Work to do: Pull out every line below that holds the word "Display".

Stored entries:
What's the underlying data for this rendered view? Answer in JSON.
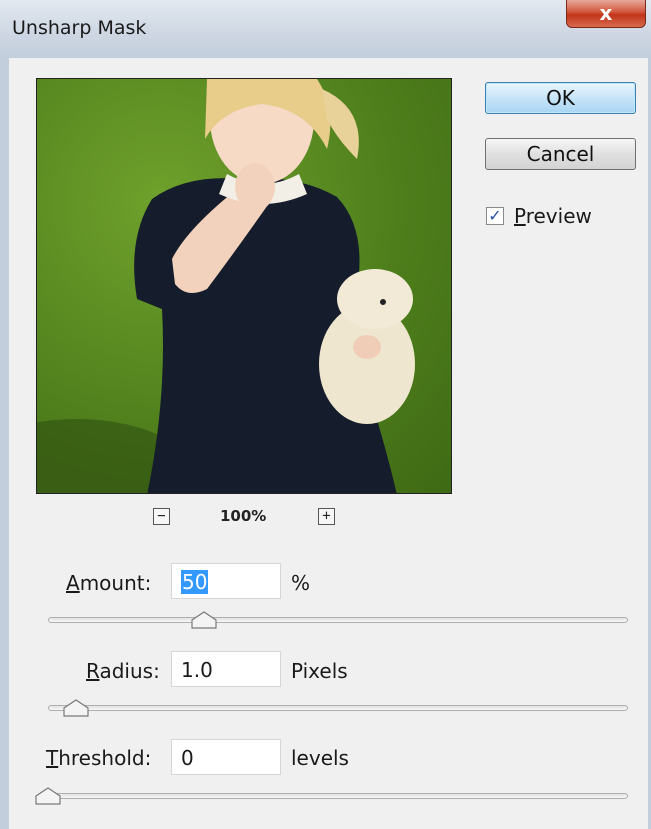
{
  "window": {
    "title": "Unsharp Mask",
    "close_label": "x"
  },
  "preview": {
    "zoom_level": "100%",
    "zoom_out_label": "−",
    "zoom_in_label": "+"
  },
  "buttons": {
    "ok_label": "OK",
    "cancel_label": "Cancel"
  },
  "preview_toggle": {
    "checked": true,
    "label_underlined": "P",
    "label_rest": "review"
  },
  "params": {
    "amount": {
      "label_underlined": "A",
      "label_rest": "mount:",
      "value": "50",
      "unit": "%",
      "slider_fraction": 0.27
    },
    "radius": {
      "label_underlined": "R",
      "label_rest": "adius:",
      "value": "1.0",
      "unit": "Pixels",
      "slider_fraction": 0.05
    },
    "threshold": {
      "label_underlined": "T",
      "label_rest": "hreshold:",
      "value": "0",
      "unit": "levels",
      "slider_fraction": 0.0
    }
  },
  "icons": {
    "close": "close-icon",
    "zoom_out": "minus-icon",
    "zoom_in": "plus-icon",
    "check": "checkmark-icon"
  }
}
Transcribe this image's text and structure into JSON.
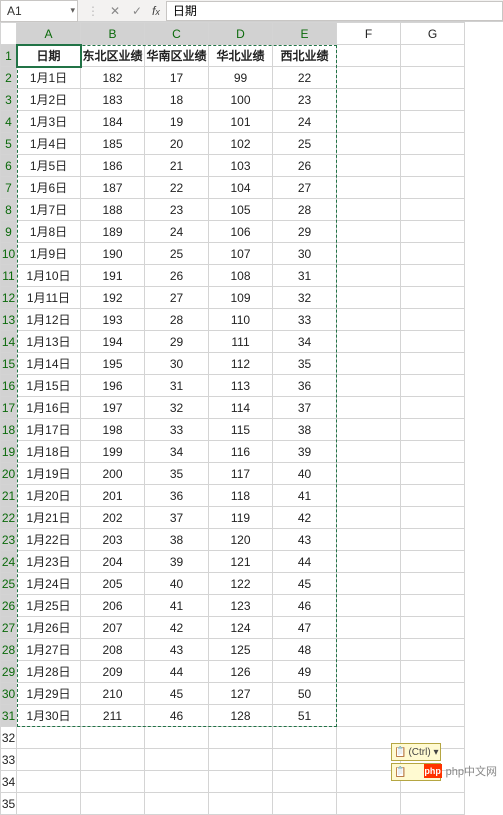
{
  "name_box": "A1",
  "formula_value": "日期",
  "columns": [
    "A",
    "B",
    "C",
    "D",
    "E",
    "F",
    "G"
  ],
  "selected_cols": [
    "A",
    "B",
    "C",
    "D",
    "E"
  ],
  "header_row": [
    "日期",
    "东北区业绩",
    "华南区业绩",
    "华北业绩",
    "西北业绩"
  ],
  "rows": [
    {
      "r": 2,
      "c": [
        "1月1日",
        "182",
        "17",
        "99",
        "22"
      ]
    },
    {
      "r": 3,
      "c": [
        "1月2日",
        "183",
        "18",
        "100",
        "23"
      ]
    },
    {
      "r": 4,
      "c": [
        "1月3日",
        "184",
        "19",
        "101",
        "24"
      ]
    },
    {
      "r": 5,
      "c": [
        "1月4日",
        "185",
        "20",
        "102",
        "25"
      ]
    },
    {
      "r": 6,
      "c": [
        "1月5日",
        "186",
        "21",
        "103",
        "26"
      ]
    },
    {
      "r": 7,
      "c": [
        "1月6日",
        "187",
        "22",
        "104",
        "27"
      ]
    },
    {
      "r": 8,
      "c": [
        "1月7日",
        "188",
        "23",
        "105",
        "28"
      ]
    },
    {
      "r": 9,
      "c": [
        "1月8日",
        "189",
        "24",
        "106",
        "29"
      ]
    },
    {
      "r": 10,
      "c": [
        "1月9日",
        "190",
        "25",
        "107",
        "30"
      ]
    },
    {
      "r": 11,
      "c": [
        "1月10日",
        "191",
        "26",
        "108",
        "31"
      ]
    },
    {
      "r": 12,
      "c": [
        "1月11日",
        "192",
        "27",
        "109",
        "32"
      ]
    },
    {
      "r": 13,
      "c": [
        "1月12日",
        "193",
        "28",
        "110",
        "33"
      ]
    },
    {
      "r": 14,
      "c": [
        "1月13日",
        "194",
        "29",
        "111",
        "34"
      ]
    },
    {
      "r": 15,
      "c": [
        "1月14日",
        "195",
        "30",
        "112",
        "35"
      ]
    },
    {
      "r": 16,
      "c": [
        "1月15日",
        "196",
        "31",
        "113",
        "36"
      ]
    },
    {
      "r": 17,
      "c": [
        "1月16日",
        "197",
        "32",
        "114",
        "37"
      ]
    },
    {
      "r": 18,
      "c": [
        "1月17日",
        "198",
        "33",
        "115",
        "38"
      ]
    },
    {
      "r": 19,
      "c": [
        "1月18日",
        "199",
        "34",
        "116",
        "39"
      ]
    },
    {
      "r": 20,
      "c": [
        "1月19日",
        "200",
        "35",
        "117",
        "40"
      ]
    },
    {
      "r": 21,
      "c": [
        "1月20日",
        "201",
        "36",
        "118",
        "41"
      ]
    },
    {
      "r": 22,
      "c": [
        "1月21日",
        "202",
        "37",
        "119",
        "42"
      ]
    },
    {
      "r": 23,
      "c": [
        "1月22日",
        "203",
        "38",
        "120",
        "43"
      ]
    },
    {
      "r": 24,
      "c": [
        "1月23日",
        "204",
        "39",
        "121",
        "44"
      ]
    },
    {
      "r": 25,
      "c": [
        "1月24日",
        "205",
        "40",
        "122",
        "45"
      ]
    },
    {
      "r": 26,
      "c": [
        "1月25日",
        "206",
        "41",
        "123",
        "46"
      ]
    },
    {
      "r": 27,
      "c": [
        "1月26日",
        "207",
        "42",
        "124",
        "47"
      ]
    },
    {
      "r": 28,
      "c": [
        "1月27日",
        "208",
        "43",
        "125",
        "48"
      ]
    },
    {
      "r": 29,
      "c": [
        "1月28日",
        "209",
        "44",
        "126",
        "49"
      ]
    },
    {
      "r": 30,
      "c": [
        "1月29日",
        "210",
        "45",
        "127",
        "50"
      ]
    },
    {
      "r": 31,
      "c": [
        "1月30日",
        "211",
        "46",
        "128",
        "51"
      ]
    }
  ],
  "extra_rows": [
    32,
    33,
    34,
    35
  ],
  "paste_options_label": "(Ctrl) ▾",
  "watermark": "php中文网",
  "active_cell": "A1",
  "selection_range": "A1:E31",
  "chart_data": {
    "type": "table",
    "title": "",
    "columns": [
      "日期",
      "东北区业绩",
      "华南区业绩",
      "华北业绩",
      "西北业绩"
    ],
    "data": [
      [
        "1月1日",
        182,
        17,
        99,
        22
      ],
      [
        "1月2日",
        183,
        18,
        100,
        23
      ],
      [
        "1月3日",
        184,
        19,
        101,
        24
      ],
      [
        "1月4日",
        185,
        20,
        102,
        25
      ],
      [
        "1月5日",
        186,
        21,
        103,
        26
      ],
      [
        "1月6日",
        187,
        22,
        104,
        27
      ],
      [
        "1月7日",
        188,
        23,
        105,
        28
      ],
      [
        "1月8日",
        189,
        24,
        106,
        29
      ],
      [
        "1月9日",
        190,
        25,
        107,
        30
      ],
      [
        "1月10日",
        191,
        26,
        108,
        31
      ],
      [
        "1月11日",
        192,
        27,
        109,
        32
      ],
      [
        "1月12日",
        193,
        28,
        110,
        33
      ],
      [
        "1月13日",
        194,
        29,
        111,
        34
      ],
      [
        "1月14日",
        195,
        30,
        112,
        35
      ],
      [
        "1月15日",
        196,
        31,
        113,
        36
      ],
      [
        "1月16日",
        197,
        32,
        114,
        37
      ],
      [
        "1月17日",
        198,
        33,
        115,
        38
      ],
      [
        "1月18日",
        199,
        34,
        116,
        39
      ],
      [
        "1月19日",
        200,
        35,
        117,
        40
      ],
      [
        "1月20日",
        201,
        36,
        118,
        41
      ],
      [
        "1月21日",
        202,
        37,
        119,
        42
      ],
      [
        "1月22日",
        203,
        38,
        120,
        43
      ],
      [
        "1月23日",
        204,
        39,
        121,
        44
      ],
      [
        "1月24日",
        205,
        40,
        122,
        45
      ],
      [
        "1月25日",
        206,
        41,
        123,
        46
      ],
      [
        "1月26日",
        207,
        42,
        124,
        47
      ],
      [
        "1月27日",
        208,
        43,
        125,
        48
      ],
      [
        "1月28日",
        209,
        44,
        126,
        49
      ],
      [
        "1月29日",
        210,
        45,
        127,
        50
      ],
      [
        "1月30日",
        211,
        46,
        128,
        51
      ]
    ]
  }
}
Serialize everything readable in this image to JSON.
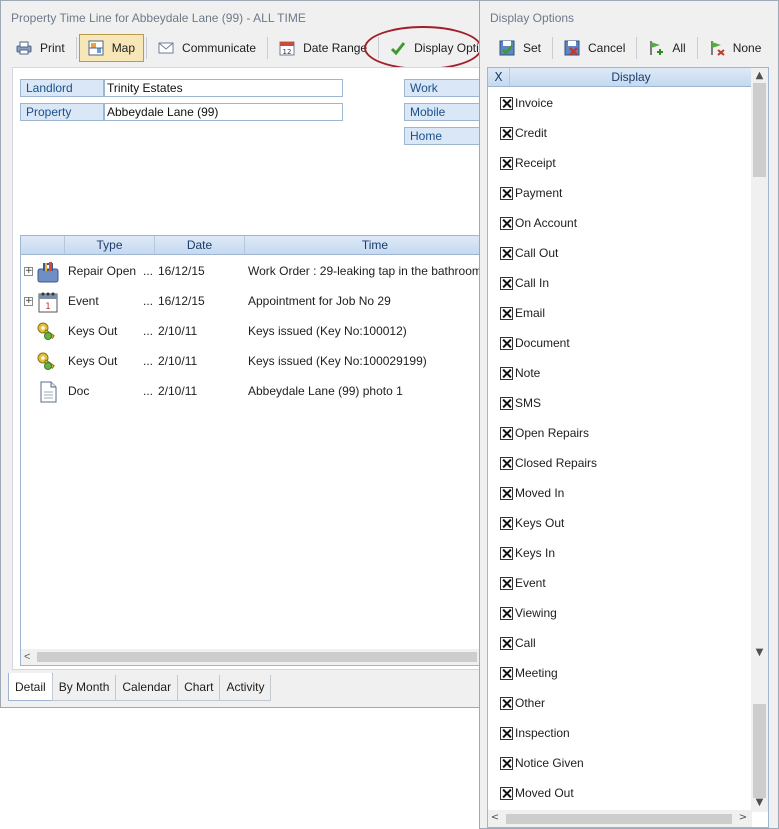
{
  "main_window": {
    "title": "Property Time Line for Abbeydale Lane (99) - ALL TIME",
    "toolbar": {
      "print": "Print",
      "map": "Map",
      "communicate": "Communicate",
      "date_range": "Date Range",
      "display_options": "Display Options"
    },
    "fields": {
      "landlord_label": "Landlord",
      "landlord_value": "Trinity Estates",
      "property_label": "Property",
      "property_value": "Abbeydale Lane (99)",
      "work_label": "Work",
      "mobile_label": "Mobile",
      "home_label": "Home"
    },
    "grid": {
      "columns": [
        "Type",
        "Date",
        "Time"
      ],
      "rows": [
        {
          "icon": "toolbox-icon",
          "expandable": true,
          "type": "Repair Open",
          "date": "16/12/15",
          "description": "Work Order : 29-leaking tap in the bathroom"
        },
        {
          "icon": "calendar-icon",
          "expandable": true,
          "type": "Event",
          "date": "16/12/15",
          "description": "Appointment for Job No 29"
        },
        {
          "icon": "keys-icon",
          "expandable": false,
          "type": "Keys Out",
          "date": "2/10/11",
          "description": "Keys issued (Key No:100012)"
        },
        {
          "icon": "keys-icon",
          "expandable": false,
          "type": "Keys Out",
          "date": "2/10/11",
          "description": "Keys issued (Key No:100029199)"
        },
        {
          "icon": "document-icon",
          "expandable": false,
          "type": "Doc",
          "date": "2/10/11",
          "description": "Abbeydale Lane (99) photo 1"
        }
      ]
    },
    "tabs": [
      "Detail",
      "By Month",
      "Calendar",
      "Chart",
      "Activity"
    ],
    "active_tab": "Detail"
  },
  "options_window": {
    "title": "Display Options",
    "toolbar": {
      "set": "Set",
      "cancel": "Cancel",
      "all": "All",
      "none": "None"
    },
    "header_x": "X",
    "header_label": "Display",
    "items": [
      "Invoice",
      "Credit",
      "Receipt",
      "Payment",
      "On Account",
      "Call Out",
      "Call In",
      "Email",
      "Document",
      "Note",
      "SMS",
      "Open Repairs",
      "Closed Repairs",
      "Moved In",
      "Keys Out",
      "Keys In",
      "Event",
      "Viewing",
      "Call",
      "Meeting",
      "Other",
      "Inspection",
      "Notice Given",
      "Moved Out"
    ]
  },
  "colors": {
    "highlight_ring": "#a0202a",
    "label_blue": "#1b4f8a",
    "header_gradient_top": "#dde9f7"
  }
}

Solution to this problem:
      "display_options": "Display Options"
    "title": "Display Options",
    "header_label": "Display",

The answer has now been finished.